## 抜粋テキスト
==*==

データセンターでは大量のサーバが稼動し、さまざまなサービスを提供しています。これらをつなぐネットワークは全体での IP アドレスの重複をなくす必要がありますが、テスト環境から本番環境への移動などではネットワーク設定だけでなく関連するサーバの IP アドレスの変更も必要となり、大規模な作業が発生することは珍しくありませんでした。こうした問題を解決し、急激なビジネスの変化に対応する「Fast IT」を実現する要素として「ネットワークの仮想化」があります。

マルチ テナント ソリューションでは、論理的に独立した仮想ネットワークを作成することが可能で、本番とまったく同じ IP アドレスを利用できます。サーバを別の環境に移行する際はネットワークの変更のみで対応が可能です。

ポイント

  • シスコは VXLAN 技術でネットワークの仮想化を促進しており、Cisco Nexus シリーズ データセンター スイッチをベースに ACI モードと VXLAN EVPN モードをサポート
  • マルチキャストに依存せず、簡単にネットワーク仮想化を既存データセンター内で展開して、マルチ テナントを容易に実現
  • ACI モードでは、ユーザ権限ごとに管理対象となる仮想ネットワークを分離することができ、複数の管理者による仮想ネットワーク ポリシーの一元管理と効率的な運用を提供
  • VXLAN EVPN モードでは、Cisco Data Center Network Manager(DCNM)や Cisco Virtual Topology System(VTS)などの管理ソフトウェアにより、仮想ネットワークの構成に必要なコンフィグの一元管理機能を提供

[ Cisco ACI デモンストレーション ]
マルチ テナント ソリューション
ユーザ権限管理によるアクセス制御

[+] Cisco ACI による仮想ネットワークの構築と制御

Cisco Application Centric Infrastructure(ACI)では、RBAC(Role Base Access Control)機能を利用して、ユーザごとに設定可能な仮想ネットワークを分けることが可能です。これにより、仮想ネットワークの構築だけでなく、ユーザの権限に応じて仮想ネットワークの閲覧や操作の制限ができます。権限が割り当てられているユーザは、ネットワーク管理者に依頼せずともユーザ自身で仮想ネットワークの設定変更が行えます。



左側は管理者権限をもったユーザ画面、右側は一部のテナントのみ権限を与えられたユーザ画面です。右側の画面上部のタブを見ると、権限が制限されていることがわかります。

==*==

## 取り組む課題
1. 抜粋テキストで、丸括弧を使って略称と正式名称が併記されている用語をすべて挙げてください。
2. 抜粋テキストによると、Cisco ACI でユーザごとに設定可能な仮想ネットワークを分けるために利用する機能は何ですか。
3. 抜粋テキストのうち「Cisco Application Centric Infrastructure(ACI)では」で始まる段落を、主な内容を保ったまま箇条書きに書き直してください。

==*==

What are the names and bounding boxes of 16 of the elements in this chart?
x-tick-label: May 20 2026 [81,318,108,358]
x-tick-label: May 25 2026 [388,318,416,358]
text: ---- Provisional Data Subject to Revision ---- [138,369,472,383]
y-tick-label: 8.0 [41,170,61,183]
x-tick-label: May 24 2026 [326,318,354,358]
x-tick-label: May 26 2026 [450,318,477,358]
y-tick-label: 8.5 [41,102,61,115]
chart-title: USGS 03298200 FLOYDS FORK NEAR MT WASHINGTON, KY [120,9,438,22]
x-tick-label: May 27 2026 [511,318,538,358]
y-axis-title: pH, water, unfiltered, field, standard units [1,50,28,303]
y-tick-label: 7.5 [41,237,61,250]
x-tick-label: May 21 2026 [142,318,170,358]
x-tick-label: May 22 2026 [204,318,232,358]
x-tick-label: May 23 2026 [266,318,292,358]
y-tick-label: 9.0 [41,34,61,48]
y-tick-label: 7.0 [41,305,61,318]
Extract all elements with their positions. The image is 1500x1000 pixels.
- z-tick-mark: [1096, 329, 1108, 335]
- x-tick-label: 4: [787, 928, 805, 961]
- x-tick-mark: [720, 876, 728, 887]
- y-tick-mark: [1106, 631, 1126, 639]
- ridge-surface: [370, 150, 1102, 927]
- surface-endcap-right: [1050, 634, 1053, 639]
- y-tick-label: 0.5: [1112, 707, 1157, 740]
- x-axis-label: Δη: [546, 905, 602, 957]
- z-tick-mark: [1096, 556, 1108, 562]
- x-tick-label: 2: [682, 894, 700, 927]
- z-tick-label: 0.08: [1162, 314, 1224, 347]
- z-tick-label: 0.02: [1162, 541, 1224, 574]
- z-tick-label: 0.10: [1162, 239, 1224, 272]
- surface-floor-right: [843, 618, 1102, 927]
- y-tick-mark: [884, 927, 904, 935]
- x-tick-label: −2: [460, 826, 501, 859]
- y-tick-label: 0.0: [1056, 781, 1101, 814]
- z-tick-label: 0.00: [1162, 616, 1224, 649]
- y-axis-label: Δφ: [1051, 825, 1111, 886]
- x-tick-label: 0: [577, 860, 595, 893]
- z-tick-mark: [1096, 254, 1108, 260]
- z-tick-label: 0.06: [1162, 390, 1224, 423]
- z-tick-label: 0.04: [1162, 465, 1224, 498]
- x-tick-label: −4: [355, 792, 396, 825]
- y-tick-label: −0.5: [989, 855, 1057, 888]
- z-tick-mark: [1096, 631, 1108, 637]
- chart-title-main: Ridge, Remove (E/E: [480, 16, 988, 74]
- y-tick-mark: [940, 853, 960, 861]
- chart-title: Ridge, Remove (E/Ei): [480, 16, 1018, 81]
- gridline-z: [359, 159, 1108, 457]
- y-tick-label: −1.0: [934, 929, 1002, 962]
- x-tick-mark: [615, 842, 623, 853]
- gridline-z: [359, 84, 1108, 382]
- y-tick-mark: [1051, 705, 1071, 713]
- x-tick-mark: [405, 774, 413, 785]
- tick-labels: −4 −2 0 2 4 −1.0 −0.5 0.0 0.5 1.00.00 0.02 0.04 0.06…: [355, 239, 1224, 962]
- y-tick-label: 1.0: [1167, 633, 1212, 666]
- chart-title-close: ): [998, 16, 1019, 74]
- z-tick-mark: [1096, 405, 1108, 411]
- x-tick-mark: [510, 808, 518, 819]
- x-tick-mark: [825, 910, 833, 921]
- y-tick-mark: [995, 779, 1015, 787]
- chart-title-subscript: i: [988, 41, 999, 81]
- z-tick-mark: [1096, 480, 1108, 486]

==*==

## 課題の解答
1.
- Cisco Data Center Network Manager(DCNM)
- Cisco Virtual Topology System(VTS)
- Cisco Application Centric Infrastructure(ACI)
- RBAC(Role Base Access Control)

2. RBAC(Role Base Access Control)機能です。

3.
- ACI では RBAC 機能により、ユーザごとに設定可能な仮想ネットワークを分けられる
- 仮想ネットワークの構築に加え、ユーザの権限に応じて閲覧や操作を制限できる
- 権限を割り当てられたユーザは、ネットワーク管理者に依頼しなくても自分で仮想ネットワークの設定を変更できる